# RECORDED INFORMATION
------
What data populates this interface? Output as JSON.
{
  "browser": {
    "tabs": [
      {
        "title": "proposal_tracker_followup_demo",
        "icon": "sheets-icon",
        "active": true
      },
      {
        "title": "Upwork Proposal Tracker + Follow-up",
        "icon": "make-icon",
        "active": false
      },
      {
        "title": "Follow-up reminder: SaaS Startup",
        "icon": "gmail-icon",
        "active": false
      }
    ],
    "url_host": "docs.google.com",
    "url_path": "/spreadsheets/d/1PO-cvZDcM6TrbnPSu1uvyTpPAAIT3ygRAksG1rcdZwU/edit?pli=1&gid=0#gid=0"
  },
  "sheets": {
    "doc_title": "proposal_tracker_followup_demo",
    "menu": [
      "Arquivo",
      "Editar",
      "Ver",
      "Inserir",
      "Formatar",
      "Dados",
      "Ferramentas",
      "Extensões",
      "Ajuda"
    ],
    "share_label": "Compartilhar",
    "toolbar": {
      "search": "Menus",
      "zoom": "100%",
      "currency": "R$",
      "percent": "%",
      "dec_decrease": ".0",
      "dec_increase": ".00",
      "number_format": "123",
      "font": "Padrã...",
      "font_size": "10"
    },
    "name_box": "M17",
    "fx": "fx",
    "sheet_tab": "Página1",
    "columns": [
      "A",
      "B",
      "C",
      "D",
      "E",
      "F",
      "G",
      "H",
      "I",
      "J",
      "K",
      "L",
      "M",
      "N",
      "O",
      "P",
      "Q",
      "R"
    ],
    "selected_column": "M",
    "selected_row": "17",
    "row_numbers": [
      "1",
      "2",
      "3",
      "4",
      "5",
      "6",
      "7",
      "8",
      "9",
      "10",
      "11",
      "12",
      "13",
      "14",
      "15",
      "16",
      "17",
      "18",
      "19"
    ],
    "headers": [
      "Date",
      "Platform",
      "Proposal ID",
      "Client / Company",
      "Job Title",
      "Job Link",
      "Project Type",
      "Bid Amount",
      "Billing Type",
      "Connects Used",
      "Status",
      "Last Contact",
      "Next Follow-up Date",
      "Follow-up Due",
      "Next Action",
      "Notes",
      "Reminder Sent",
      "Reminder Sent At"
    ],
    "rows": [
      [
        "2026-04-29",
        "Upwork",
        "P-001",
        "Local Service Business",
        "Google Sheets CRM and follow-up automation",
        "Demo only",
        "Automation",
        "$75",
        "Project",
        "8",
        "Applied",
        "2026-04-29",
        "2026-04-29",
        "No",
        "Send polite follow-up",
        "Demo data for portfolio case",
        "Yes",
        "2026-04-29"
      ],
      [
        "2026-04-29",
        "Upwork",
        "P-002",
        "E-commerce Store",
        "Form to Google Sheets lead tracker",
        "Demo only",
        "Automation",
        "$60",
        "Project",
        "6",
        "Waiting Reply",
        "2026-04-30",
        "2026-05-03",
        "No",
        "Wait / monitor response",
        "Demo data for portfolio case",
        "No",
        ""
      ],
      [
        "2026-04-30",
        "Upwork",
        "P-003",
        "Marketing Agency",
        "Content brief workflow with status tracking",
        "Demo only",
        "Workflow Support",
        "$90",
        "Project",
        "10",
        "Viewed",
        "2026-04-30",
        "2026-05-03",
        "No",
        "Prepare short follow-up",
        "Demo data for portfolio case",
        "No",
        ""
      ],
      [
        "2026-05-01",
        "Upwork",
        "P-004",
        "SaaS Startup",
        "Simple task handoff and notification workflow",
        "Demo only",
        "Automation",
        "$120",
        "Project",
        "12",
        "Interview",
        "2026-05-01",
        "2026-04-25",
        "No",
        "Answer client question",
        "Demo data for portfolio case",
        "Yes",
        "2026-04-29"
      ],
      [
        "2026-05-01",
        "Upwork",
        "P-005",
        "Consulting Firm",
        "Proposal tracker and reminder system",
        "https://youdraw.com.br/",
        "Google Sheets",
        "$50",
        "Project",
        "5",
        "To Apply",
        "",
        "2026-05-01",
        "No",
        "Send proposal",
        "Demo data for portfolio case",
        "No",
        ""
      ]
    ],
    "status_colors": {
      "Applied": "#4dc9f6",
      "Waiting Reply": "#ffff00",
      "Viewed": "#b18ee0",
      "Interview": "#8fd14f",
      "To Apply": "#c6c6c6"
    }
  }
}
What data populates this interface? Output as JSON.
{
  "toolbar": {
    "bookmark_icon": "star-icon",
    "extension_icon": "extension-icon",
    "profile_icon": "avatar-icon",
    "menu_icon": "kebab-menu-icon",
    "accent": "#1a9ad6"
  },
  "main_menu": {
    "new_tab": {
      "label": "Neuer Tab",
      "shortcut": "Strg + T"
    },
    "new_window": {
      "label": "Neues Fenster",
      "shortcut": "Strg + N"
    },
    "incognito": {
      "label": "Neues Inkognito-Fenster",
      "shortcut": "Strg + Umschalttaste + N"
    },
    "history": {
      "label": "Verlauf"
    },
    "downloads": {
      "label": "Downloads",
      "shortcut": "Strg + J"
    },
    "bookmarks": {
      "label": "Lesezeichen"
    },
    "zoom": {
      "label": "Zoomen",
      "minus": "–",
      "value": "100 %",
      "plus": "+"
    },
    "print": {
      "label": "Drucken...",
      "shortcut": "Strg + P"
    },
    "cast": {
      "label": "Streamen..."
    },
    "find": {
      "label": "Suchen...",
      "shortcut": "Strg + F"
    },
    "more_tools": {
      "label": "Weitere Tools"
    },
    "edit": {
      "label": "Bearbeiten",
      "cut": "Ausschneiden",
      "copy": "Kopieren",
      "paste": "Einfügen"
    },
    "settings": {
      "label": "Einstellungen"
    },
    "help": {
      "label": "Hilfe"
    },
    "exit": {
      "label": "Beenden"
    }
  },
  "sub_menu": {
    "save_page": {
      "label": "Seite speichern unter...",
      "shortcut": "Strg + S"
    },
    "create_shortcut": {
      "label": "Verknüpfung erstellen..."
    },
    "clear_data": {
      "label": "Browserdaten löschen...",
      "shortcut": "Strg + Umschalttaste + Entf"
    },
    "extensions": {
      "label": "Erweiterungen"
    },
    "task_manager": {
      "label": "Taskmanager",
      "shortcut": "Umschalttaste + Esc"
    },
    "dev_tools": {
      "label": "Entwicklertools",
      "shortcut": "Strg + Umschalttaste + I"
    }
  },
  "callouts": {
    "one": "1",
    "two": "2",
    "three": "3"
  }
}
------
# WHAT THE TASK ASKS
Each line with the string "SaaS" in it needs to be found and copied.

# WRITTEN RESPONSE
        "title": "Follow-up reminder: SaaS Startup",
        "SaaS Startup",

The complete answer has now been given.